[Records about charts and figures]

*****

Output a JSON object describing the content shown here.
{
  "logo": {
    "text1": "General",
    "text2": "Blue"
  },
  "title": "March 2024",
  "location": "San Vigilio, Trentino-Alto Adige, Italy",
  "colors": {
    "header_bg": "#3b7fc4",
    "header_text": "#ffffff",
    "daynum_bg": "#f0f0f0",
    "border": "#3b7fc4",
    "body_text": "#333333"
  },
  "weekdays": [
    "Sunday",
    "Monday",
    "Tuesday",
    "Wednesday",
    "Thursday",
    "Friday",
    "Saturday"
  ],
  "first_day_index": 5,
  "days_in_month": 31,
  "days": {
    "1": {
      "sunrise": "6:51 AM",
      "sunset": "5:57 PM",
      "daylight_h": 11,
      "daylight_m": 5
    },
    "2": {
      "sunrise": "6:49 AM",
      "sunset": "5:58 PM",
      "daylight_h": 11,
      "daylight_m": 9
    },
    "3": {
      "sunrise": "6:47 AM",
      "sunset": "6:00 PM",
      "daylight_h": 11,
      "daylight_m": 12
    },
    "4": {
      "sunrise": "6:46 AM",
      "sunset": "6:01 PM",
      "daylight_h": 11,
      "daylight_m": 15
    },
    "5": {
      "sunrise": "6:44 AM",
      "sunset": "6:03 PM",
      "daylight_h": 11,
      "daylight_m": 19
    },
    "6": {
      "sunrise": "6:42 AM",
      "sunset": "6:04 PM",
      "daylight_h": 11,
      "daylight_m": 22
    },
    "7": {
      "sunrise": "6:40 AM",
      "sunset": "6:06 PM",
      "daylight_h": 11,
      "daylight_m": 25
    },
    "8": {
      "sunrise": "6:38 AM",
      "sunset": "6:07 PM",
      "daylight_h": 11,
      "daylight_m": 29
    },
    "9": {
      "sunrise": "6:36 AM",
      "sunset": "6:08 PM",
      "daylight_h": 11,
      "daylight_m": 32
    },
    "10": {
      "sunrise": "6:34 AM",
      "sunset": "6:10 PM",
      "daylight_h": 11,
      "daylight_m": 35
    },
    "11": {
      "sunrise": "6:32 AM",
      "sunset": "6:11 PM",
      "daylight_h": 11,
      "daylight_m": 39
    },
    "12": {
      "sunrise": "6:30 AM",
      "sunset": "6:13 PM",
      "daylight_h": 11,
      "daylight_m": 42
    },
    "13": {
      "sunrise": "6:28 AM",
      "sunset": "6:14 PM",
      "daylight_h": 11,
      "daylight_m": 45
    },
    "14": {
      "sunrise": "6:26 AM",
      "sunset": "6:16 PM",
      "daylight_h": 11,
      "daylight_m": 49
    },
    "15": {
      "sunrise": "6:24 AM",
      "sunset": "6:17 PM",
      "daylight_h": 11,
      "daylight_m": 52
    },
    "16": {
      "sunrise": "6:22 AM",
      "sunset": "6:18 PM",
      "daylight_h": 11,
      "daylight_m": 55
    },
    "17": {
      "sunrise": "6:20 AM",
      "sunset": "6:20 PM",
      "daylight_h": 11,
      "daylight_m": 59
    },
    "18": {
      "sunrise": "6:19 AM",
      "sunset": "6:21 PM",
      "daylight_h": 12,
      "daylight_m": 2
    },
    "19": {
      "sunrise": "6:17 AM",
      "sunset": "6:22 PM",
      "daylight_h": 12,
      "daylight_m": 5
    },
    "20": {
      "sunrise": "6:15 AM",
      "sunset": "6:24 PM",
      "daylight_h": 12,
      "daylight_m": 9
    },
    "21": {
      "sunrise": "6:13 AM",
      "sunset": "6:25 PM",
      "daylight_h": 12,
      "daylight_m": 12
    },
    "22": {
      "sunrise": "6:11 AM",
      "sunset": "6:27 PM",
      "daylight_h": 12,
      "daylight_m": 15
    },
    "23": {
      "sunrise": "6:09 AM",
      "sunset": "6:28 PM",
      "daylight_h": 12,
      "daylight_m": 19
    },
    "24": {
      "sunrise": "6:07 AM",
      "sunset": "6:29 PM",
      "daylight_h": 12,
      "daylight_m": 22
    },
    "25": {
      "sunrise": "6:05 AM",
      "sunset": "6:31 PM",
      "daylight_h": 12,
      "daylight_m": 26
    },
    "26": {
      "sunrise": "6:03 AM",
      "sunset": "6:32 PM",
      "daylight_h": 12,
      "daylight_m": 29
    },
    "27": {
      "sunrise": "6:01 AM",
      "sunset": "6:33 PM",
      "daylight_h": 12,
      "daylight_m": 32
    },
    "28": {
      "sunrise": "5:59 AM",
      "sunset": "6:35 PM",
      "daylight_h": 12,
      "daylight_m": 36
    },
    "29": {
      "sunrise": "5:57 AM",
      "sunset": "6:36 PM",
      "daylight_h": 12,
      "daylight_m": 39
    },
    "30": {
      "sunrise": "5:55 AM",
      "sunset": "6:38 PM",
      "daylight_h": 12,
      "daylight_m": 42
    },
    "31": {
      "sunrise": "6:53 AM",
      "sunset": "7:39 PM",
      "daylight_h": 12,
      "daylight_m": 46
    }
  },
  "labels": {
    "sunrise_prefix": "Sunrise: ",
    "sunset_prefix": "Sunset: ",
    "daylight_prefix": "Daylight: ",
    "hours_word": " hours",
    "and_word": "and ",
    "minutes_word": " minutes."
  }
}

*****

#### [EXERCISE DETAILS]
Return what is listed above, exactly and completely.

#### [WRITTEN SOLUTION]
Output a JSON object describing the content shown here.
{
  "logo": {
    "text1": "General",
    "text2": "Blue"
  },
  "title": "March 2024",
  "location": "San Vigilio, Trentino-Alto Adige, Italy",
  "colors": {
    "header_bg": "#3b7fc4",
    "header_text": "#ffffff",
    "daynum_bg": "#f0f0f0",
    "border": "#3b7fc4",
    "body_text": "#333333"
  },
  "weekdays": [
    "Sunday",
    "Monday",
    "Tuesday",
    "Wednesday",
    "Thursday",
    "Friday",
    "Saturday"
  ],
  "first_day_index": 5,
  "days_in_month": 31,
  "days": {
    "1": {
      "sunrise": "6:51 AM",
      "sunset": "5:57 PM",
      "daylight_h": 11,
      "daylight_m": 5
    },
    "2": {
      "sunrise": "6:49 AM",
      "sunset": "5:58 PM",
      "daylight_h": 11,
      "daylight_m": 9
    },
    "3": {
      "sunrise": "6:47 AM",
      "sunset": "6:00 PM",
      "daylight_h": 11,
      "daylight_m": 12
    },
    "4": {
      "sunrise": "6:46 AM",
      "sunset": "6:01 PM",
      "daylight_h": 11,
      "daylight_m": 15
    },
    "5": {
      "sunrise": "6:44 AM",
      "sunset": "6:03 PM",
      "daylight_h": 11,
      "daylight_m": 19
    },
    "6": {
      "sunrise": "6:42 AM",
      "sunset": "6:04 PM",
      "daylight_h": 11,
      "daylight_m": 22
    },
    "7": {
      "sunrise": "6:40 AM",
      "sunset": "6:06 PM",
      "daylight_h": 11,
      "daylight_m": 25
    },
    "8": {
      "sunrise": "6:38 AM",
      "sunset": "6:07 PM",
      "daylight_h": 11,
      "daylight_m": 29
    },
    "9": {
      "sunrise": "6:36 AM",
      "sunset": "6:08 PM",
      "daylight_h": 11,
      "daylight_m": 32
    },
    "10": {
      "sunrise": "6:34 AM",
      "sunset": "6:10 PM",
      "daylight_h": 11,
      "daylight_m": 35
    },
    "11": {
      "sunrise": "6:32 AM",
      "sunset": "6:11 PM",
      "daylight_h": 11,
      "daylight_m": 39
    },
    "12": {
      "sunrise": "6:30 AM",
      "sunset": "6:13 PM",
      "daylight_h": 11,
      "daylight_m": 42
    },
    "13": {
      "sunrise": "6:28 AM",
      "sunset": "6:14 PM",
      "daylight_h": 11,
      "daylight_m": 45
    },
    "14": {
      "sunrise": "6:26 AM",
      "sunset": "6:16 PM",
      "daylight_h": 11,
      "daylight_m": 49
    },
    "15": {
      "sunrise": "6:24 AM",
      "sunset": "6:17 PM",
      "daylight_h": 11,
      "daylight_m": 52
    },
    "16": {
      "sunrise": "6:22 AM",
      "sunset": "6:18 PM",
      "daylight_h": 11,
      "daylight_m": 55
    },
    "17": {
      "sunrise": "6:20 AM",
      "sunset": "6:20 PM",
      "daylight_h": 11,
      "daylight_m": 59
    },
    "18": {
      "sunrise": "6:19 AM",
      "sunset": "6:21 PM",
      "daylight_h": 12,
      "daylight_m": 2
    },
    "19": {
      "sunrise": "6:17 AM",
      "sunset": "6:22 PM",
      "daylight_h": 12,
      "daylight_m": 5
    },
    "20": {
      "sunrise": "6:15 AM",
      "sunset": "6:24 PM",
      "daylight_h": 12,
      "daylight_m": 9
    },
    "21": {
      "sunrise": "6:13 AM",
      "sunset": "6:25 PM",
      "daylight_h": 12,
      "daylight_m": 12
    },
    "22": {
      "sunrise": "6:11 AM",
      "sunset": "6:27 PM",
      "daylight_h": 12,
      "daylight_m": 15
    },
    "23": {
      "sunrise": "6:09 AM",
      "sunset": "6:28 PM",
      "daylight_h": 12,
      "daylight_m": 19
    },
    "24": {
      "sunrise": "6:07 AM",
      "sunset": "6:29 PM",
      "daylight_h": 12,
      "daylight_m": 22
    },
    "25": {
      "sunrise": "6:05 AM",
      "sunset": "6:31 PM",
      "daylight_h": 12,
      "daylight_m": 26
    },
    "26": {
      "sunrise": "6:03 AM",
      "sunset": "6:32 PM",
      "daylight_h": 12,
      "daylight_m": 29
    },
    "27": {
      "sunrise": "6:01 AM",
      "sunset": "6:33 PM",
      "daylight_h": 12,
      "daylight_m": 32
    },
    "28": {
      "sunrise": "5:59 AM",
      "sunset": "6:35 PM",
      "daylight_h": 12,
      "daylight_m": 36
    },
    "29": {
      "sunrise": "5:57 AM",
      "sunset": "6:36 PM",
      "daylight_h": 12,
      "daylight_m": 39
    },
    "30": {
      "sunrise": "5:55 AM",
      "sunset": "6:38 PM",
      "daylight_h": 12,
      "daylight_m": 42
    },
    "31": {
      "sunrise": "6:53 AM",
      "sunset": "7:39 PM",
      "daylight_h": 12,
      "daylight_m": 46
    }
  },
  "labels": {
    "sunrise_prefix": "Sunrise: ",
    "sunset_prefix": "Sunset: ",
    "daylight_prefix": "Daylight: ",
    "hours_word": " hours",
    "and_word": "and ",
    "minutes_word": " minutes."
  }
}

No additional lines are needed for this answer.